Given instruction:
Only the pictures are omitted; repeat all other data exactly.

Saved entries:
_ _ _ _ _

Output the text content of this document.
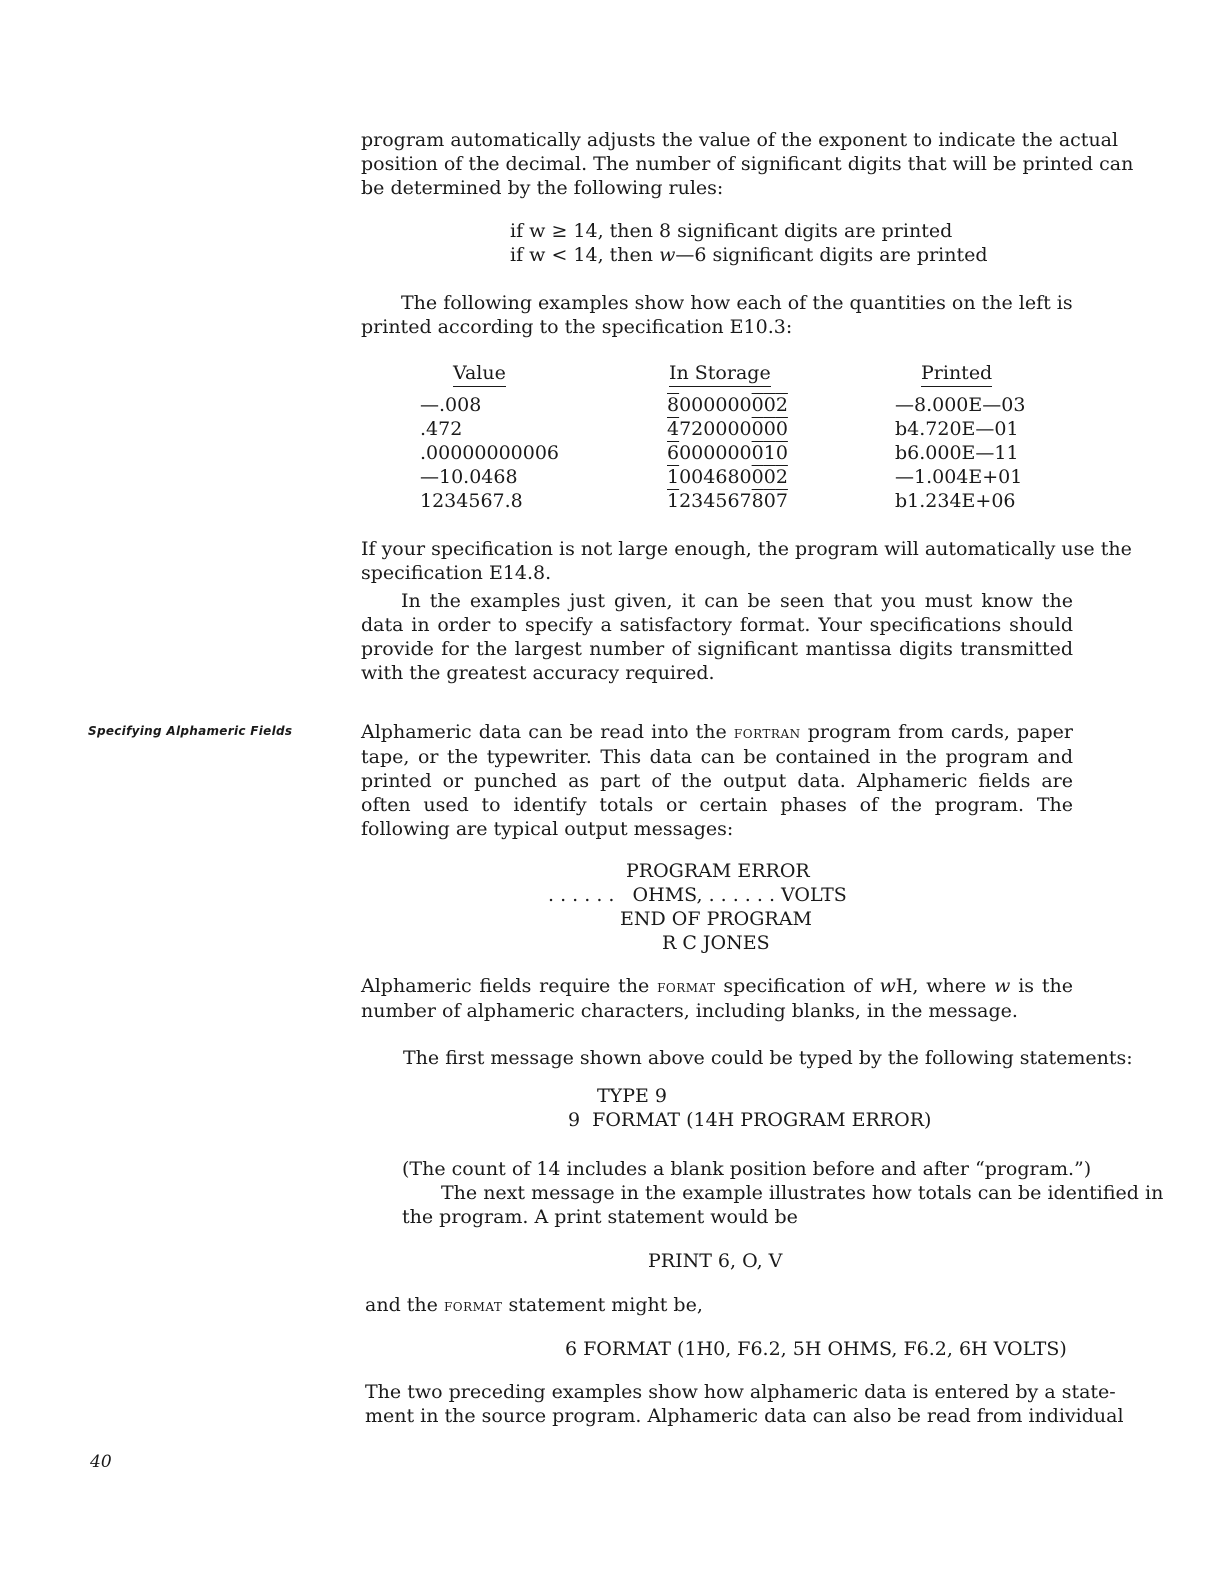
program automatically adjusts the value of the exponent to indicate the actual
position of the decimal. The number of significant digits that will be printed can
be determined by the following rules:
if w ≥ 14, then 8 significant digits are printed
if w < 14, then w—6 significant digits are printed
The following examples show how each of the quantities on the left is
printed according to the specification E10.3:
Value	In Storage	Printed
—.008	8000000002	—8.000E—03
.472	4720000000	b4.720E—01
.00000000006	6000000010	b6.000E—11
—10.0468	1004680002	—1.004E+01
1234567.8	1234567807	b1.234E+06
If your specification is not large enough, the program will automatically use the
specification E14.8.

In the examples just given, it can be seen that you must know the data in order to specify a satisfactory format. Your specifications should provide for the largest number of significant mantissa digits transmitted with the greatest accuracy required.

Specifying Alphameric Fields	Alphameric data can be read into the fortran program from cards, paper tape, or the typewriter. This data can be contained in the program and printed or punched as part of the output data. Alphameric fields are often used to identify totals or certain phases of the program. The following are typical output messages:

PROGRAM ERROR
. . . . . .   OHMS, . . . . . . VOLTS
END OF PROGRAM
R C JONES

Alphameric fields require the format specification of wH, where w is the number of alphameric characters, including blanks, in the message.

The first message shown above could be typed by the following statements:
TYPE 9
9  FORMAT (14H PROGRAM ERROR)
(The count of 14 includes a blank position before and after “program.”)
The next message in the example illustrates how totals can be identified in
the program. A print statement would be
PRINT 6, O, V
and the format statement might be,
6 FORMAT (1H0, F6.2, 5H OHMS, F6.2, 6H VOLTS)
The two preceding examples show how alphameric data is entered by a state-
ment in the source program. Alphameric data can also be read from individual
40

_ _ _ _ _

Final answer:
Output the text content of this document.
program automatically adjusts the value of the exponent to indicate the actual
position of the decimal. The number of significant digits that will be printed can
be determined by the following rules:
if w ≥ 14, then 8 significant digits are printed
if w < 14, then w—6 significant digits are printed
The following examples show how each of the quantities on the left is
printed according to the specification E10.3:
Value	In Storage	Printed
—.008	8000000002	—8.000E—03
.472	4720000000	b4.720E—01
.00000000006	6000000010	b6.000E—11
—10.0468	1004680002	—1.004E+01
1234567.8	1234567807	b1.234E+06
If your specification is not large enough, the program will automatically use the
specification E14.8.

In the examples just given, it can be seen that you must know the data in order to specify a satisfactory format. Your specifications should provide for the largest number of significant mantissa digits transmitted with the greatest accuracy required.

Specifying Alphameric Fields	Alphameric data can be read into the fortran program from cards, paper tape, or the typewriter. This data can be contained in the program and printed or punched as part of the output data. Alphameric fields are often used to identify totals or certain phases of the program. The following are typical output messages:

PROGRAM ERROR
. . . . . .   OHMS, . . . . . . VOLTS
END OF PROGRAM
R C JONES

Alphameric fields require the format specification of wH, where w is the number of alphameric characters, including blanks, in the message.

The first message shown above could be typed by the following statements:
TYPE 9
9  FORMAT (14H PROGRAM ERROR)
(The count of 14 includes a blank position before and after “program.”)
The next message in the example illustrates how totals can be identified in
the program. A print statement would be
PRINT 6, O, V
and the format statement might be,
6 FORMAT (1H0, F6.2, 5H OHMS, F6.2, 6H VOLTS)
The two preceding examples show how alphameric data is entered by a state-
ment in the source program. Alphameric data can also be read from individual
40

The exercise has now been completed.